* TASK REQUIREMENTS *
Output the data word for word, dropping every image.
## BEGIN SOURCE DATA
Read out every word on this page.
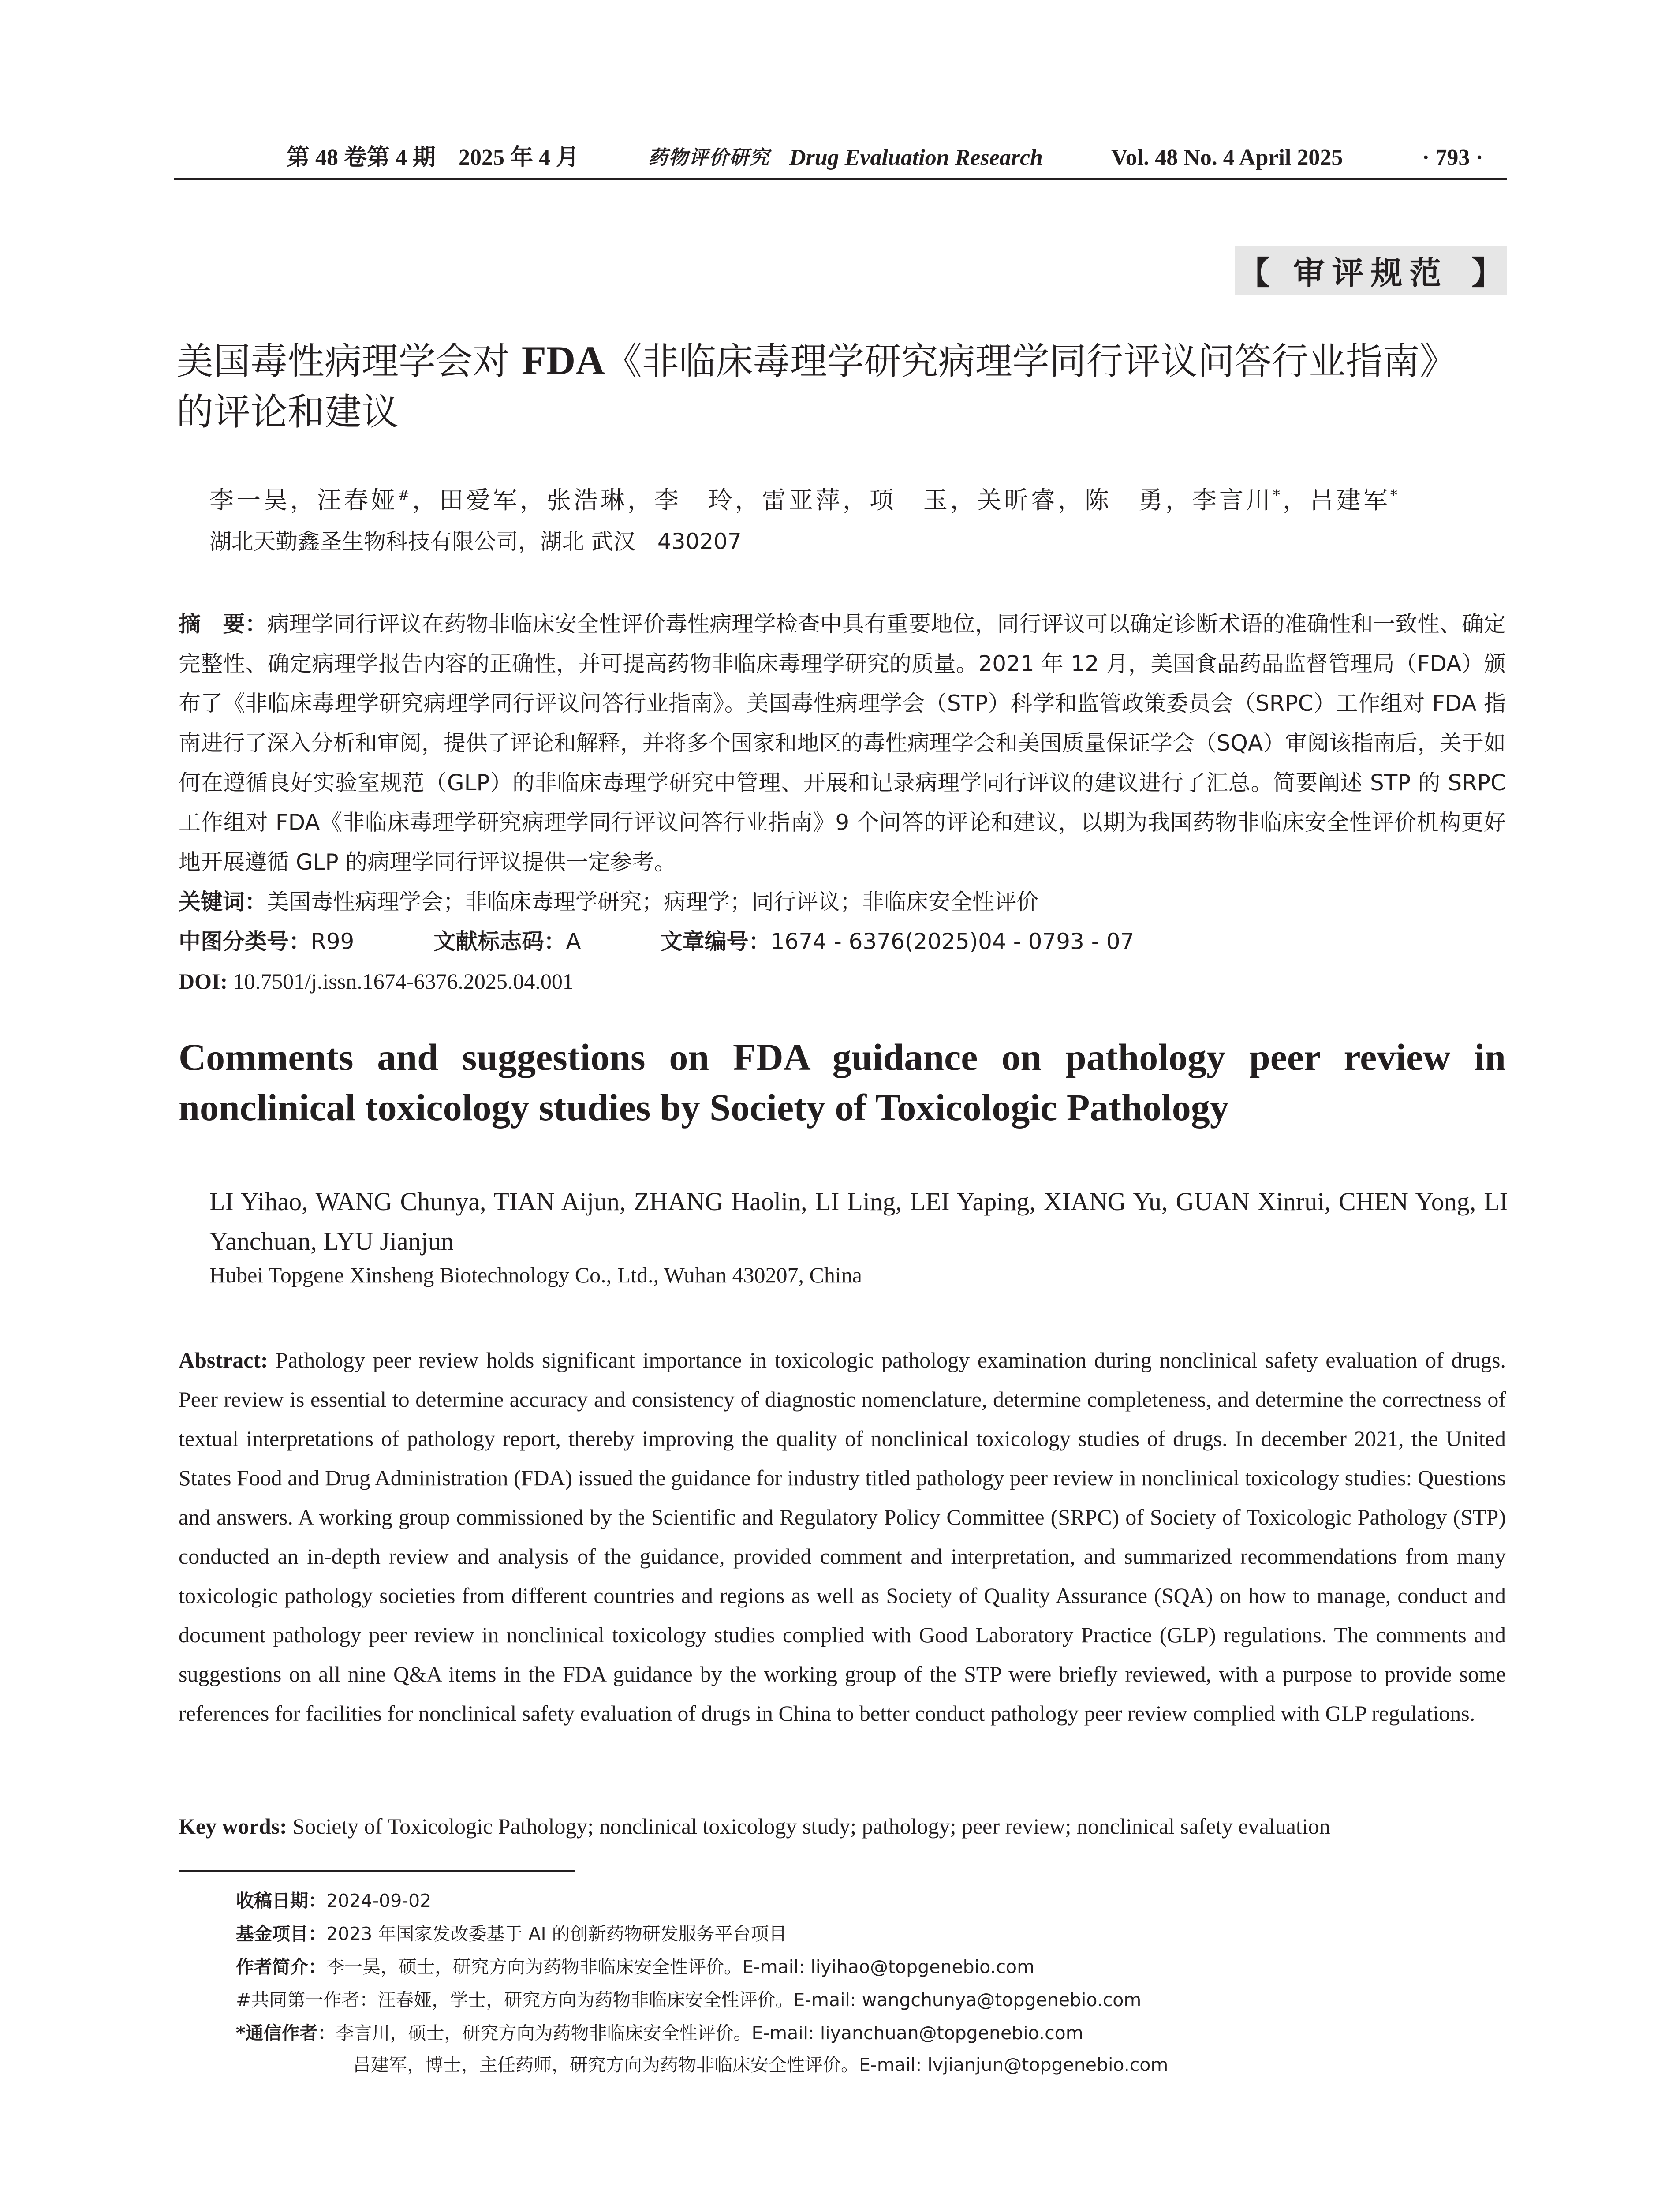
第 48 卷第 4 期　2025 年 4 月	药物评价研究 Drug Evaluation Research	Vol. 48 No. 4 April 2025	· 793 ·
【 审评规范 】
美国毒性病理学会对 FDA《非临床毒理学研究病理学同行评议问答行业指南》
的评论和建议
李一昊，汪春娅#，田爱军，张浩琳，李　玲，雷亚萍，项　玉，关昕睿，陈　勇，李言川*，吕建军*
湖北天勤鑫圣生物科技有限公司，湖北 武汉　430207
摘　要：病理学同行评议在药物非临床安全性评价毒性病理学检查中具有重要地位，同行评议可以确定诊断术语的准确性和一致性、确定完整性、确定病理学报告内容的正确性，并可提高药物非临床毒理学研究的质量。2021 年 12 月，美国食品药品监督管理局（FDA）颁布了《非临床毒理学研究病理学同行评议问答行业指南》。美国毒性病理学会（STP）科学和监管政策委员会（SRPC）工作组对 FDA 指南进行了深入分析和审阅，提供了评论和解释，并将多个国家和地区的毒性病理学会和美国质量保证学会（SQA）审阅该指南后，关于如何在遵循良好实验室规范（GLP）的非临床毒理学研究中管理、开展和记录病理学同行评议的建议进行了汇总。简要阐述 STP 的 SRPC 工作组对 FDA《非临床毒理学研究病理学同行评议问答行业指南》9 个问答的评论和建议，以期为我国药物非临床安全性评价机构更好地开展遵循 GLP 的病理学同行评议提供一定参考。
关键词：美国毒性病理学会；非临床毒理学研究；病理学；同行评议；非临床安全性评价
中图分类号：R99	文献标志码：A	文章编号：1674 - 6376(2025)04 - 0793 - 07
DOI: 10.7501/j.issn.1674-6376.2025.04.001
Comments and suggestions on FDA guidance on pathology peer review in nonclinical toxicology studies by Society of Toxicologic Pathology
LI Yihao, WANG Chunya, TIAN Aijun, ZHANG Haolin, LI Ling, LEI Yaping, XIANG Yu, GUAN Xinrui, CHEN Yong, LI Yanchuan, LYU Jianjun
Hubei Topgene Xinsheng Biotechnology Co., Ltd., Wuhan 430207, China
Abstract: Pathology peer review holds significant importance in toxicologic pathology examination during nonclinical safety evaluation of drugs. Peer review is essential to determine accuracy and consistency of diagnostic nomenclature, determine completeness, and determine the correctness of textual interpretations of pathology report, thereby improving the quality of nonclinical toxicology studies of drugs. In december 2021, the United States Food and Drug Administration (FDA) issued the guidance for industry titled pathology peer review in nonclinical toxicology studies: Questions and answers. A working group commissioned by the Scientific and Regulatory Policy Committee (SRPC) of Society of Toxicologic Pathology (STP) conducted an in-depth review and analysis of the guidance, provided comment and interpretation, and summarized recommendations from many toxicologic pathology societies from different countries and regions as well as Society of Quality Assurance (SQA) on how to manage, conduct and document pathology peer review in nonclinical toxicology studies complied with Good Laboratory Practice (GLP) regulations. The comments and suggestions on all nine Q&A items in the FDA guidance by the working group of the STP were briefly reviewed, with a purpose to provide some references for facilities for nonclinical safety evaluation of drugs in China to better conduct pathology peer review complied with GLP regulations.
Key words: Society of Toxicologic Pathology; nonclinical toxicology study; pathology; peer review; nonclinical safety evaluation
收稿日期：2024-09-02
基金项目：2023 年国家发改委基于 AI 的创新药物研发服务平台项目
作者简介：李一昊，硕士，研究方向为药物非临床安全性评价。E-mail: liyihao@topgenebio.com
#共同第一作者：汪春娅，学士，研究方向为药物非临床安全性评价。E-mail: wangchunya@topgenebio.com
*通信作者：李言川，硕士，研究方向为药物非临床安全性评价。E-mail: liyanchuan@topgenebio.com
吕建军，博士，主任药师，研究方向为药物非临床安全性评价。E-mail: lvjianjun@topgenebio.com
## END SOURCE DATA
* OUTPUT BELOW *
Read out every word on this page.
第 48 卷第 4 期　2025 年 4 月	药物评价研究 Drug Evaluation Research	Vol. 48 No. 4 April 2025	· 793 ·
【 审评规范 】
美国毒性病理学会对 FDA《非临床毒理学研究病理学同行评议问答行业指南》
的评论和建议
李一昊，汪春娅#，田爱军，张浩琳，李　玲，雷亚萍，项　玉，关昕睿，陈　勇，李言川*，吕建军*
湖北天勤鑫圣生物科技有限公司，湖北 武汉　430207
摘　要：病理学同行评议在药物非临床安全性评价毒性病理学检查中具有重要地位，同行评议可以确定诊断术语的准确性和一致性、确定完整性、确定病理学报告内容的正确性，并可提高药物非临床毒理学研究的质量。2021 年 12 月，美国食品药品监督管理局（FDA）颁布了《非临床毒理学研究病理学同行评议问答行业指南》。美国毒性病理学会（STP）科学和监管政策委员会（SRPC）工作组对 FDA 指南进行了深入分析和审阅，提供了评论和解释，并将多个国家和地区的毒性病理学会和美国质量保证学会（SQA）审阅该指南后，关于如何在遵循良好实验室规范（GLP）的非临床毒理学研究中管理、开展和记录病理学同行评议的建议进行了汇总。简要阐述 STP 的 SRPC 工作组对 FDA《非临床毒理学研究病理学同行评议问答行业指南》9 个问答的评论和建议，以期为我国药物非临床安全性评价机构更好地开展遵循 GLP 的病理学同行评议提供一定参考。
关键词：美国毒性病理学会；非临床毒理学研究；病理学；同行评议；非临床安全性评价
中图分类号：R99	文献标志码：A	文章编号：1674 - 6376(2025)04 - 0793 - 07
DOI: 10.7501/j.issn.1674-6376.2025.04.001
Comments and suggestions on FDA guidance on pathology peer review in nonclinical toxicology studies by Society of Toxicologic Pathology
LI Yihao, WANG Chunya, TIAN Aijun, ZHANG Haolin, LI Ling, LEI Yaping, XIANG Yu, GUAN Xinrui, CHEN Yong, LI Yanchuan, LYU Jianjun
Hubei Topgene Xinsheng Biotechnology Co., Ltd., Wuhan 430207, China
Abstract: Pathology peer review holds significant importance in toxicologic pathology examination during nonclinical safety evaluation of drugs. Peer review is essential to determine accuracy and consistency of diagnostic nomenclature, determine completeness, and determine the correctness of textual interpretations of pathology report, thereby improving the quality of nonclinical toxicology studies of drugs. In december 2021, the United States Food and Drug Administration (FDA) issued the guidance for industry titled pathology peer review in nonclinical toxicology studies: Questions and answers. A working group commissioned by the Scientific and Regulatory Policy Committee (SRPC) of Society of Toxicologic Pathology (STP) conducted an in-depth review and analysis of the guidance, provided comment and interpretation, and summarized recommendations from many toxicologic pathology societies from different countries and regions as well as Society of Quality Assurance (SQA) on how to manage, conduct and document pathology peer review in nonclinical toxicology studies complied with Good Laboratory Practice (GLP) regulations. The comments and suggestions on all nine Q&A items in the FDA guidance by the working group of the STP were briefly reviewed, with a purpose to provide some references for facilities for nonclinical safety evaluation of drugs in China to better conduct pathology peer review complied with GLP regulations.
Key words: Society of Toxicologic Pathology; nonclinical toxicology study; pathology; peer review; nonclinical safety evaluation
收稿日期：2024-09-02
基金项目：2023 年国家发改委基于 AI 的创新药物研发服务平台项目
作者简介：李一昊，硕士，研究方向为药物非临床安全性评价。E-mail: liyihao@topgenebio.com
#共同第一作者：汪春娅，学士，研究方向为药物非临床安全性评价。E-mail: wangchunya@topgenebio.com
*通信作者：李言川，硕士，研究方向为药物非临床安全性评价。E-mail: liyanchuan@topgenebio.com
吕建军，博士，主任药师，研究方向为药物非临床安全性评价。E-mail: lvjianjun@topgenebio.com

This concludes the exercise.